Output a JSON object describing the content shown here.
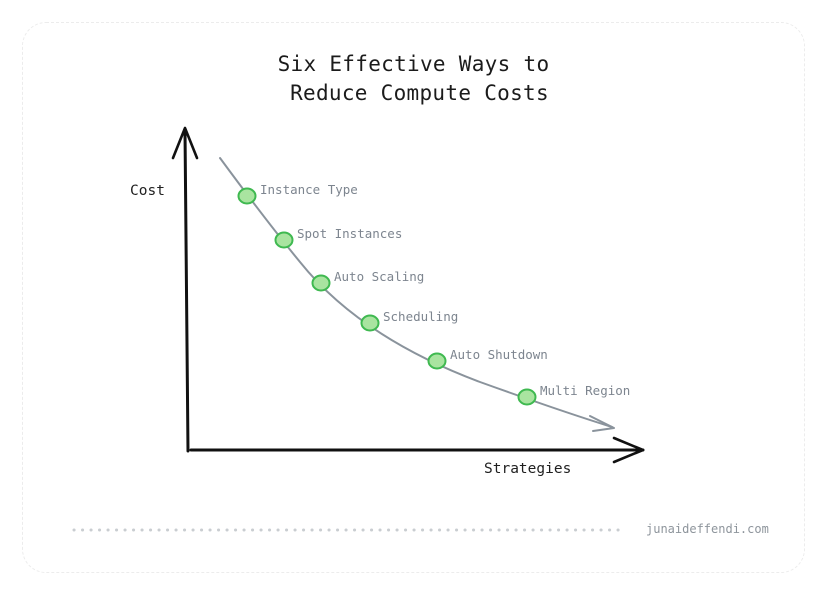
{
  "title": {
    "line1": "Six Effective Ways to",
    "line2": "Reduce Compute Costs"
  },
  "y_axis_label": "Cost",
  "x_axis_label": "Strategies",
  "points": [
    {
      "label": "Instance Type"
    },
    {
      "label": "Spot Instances"
    },
    {
      "label": "Auto Scaling"
    },
    {
      "label": "Scheduling"
    },
    {
      "label": "Auto Shutdown"
    },
    {
      "label": "Multi Region"
    }
  ],
  "colors": {
    "point_fill": "#a9e4a0",
    "point_stroke": "#3fb950",
    "curve": "#8a939c",
    "axis": "#111111",
    "label": "#7d858f"
  },
  "footer": {
    "site": "junaideffendi.com"
  }
}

_ _ _

* What you should do
Show the lines of the data that hold the word "Auto".

* Answer for this exercise
      "label": "Auto Scaling"
      "label": "Auto Shutdown"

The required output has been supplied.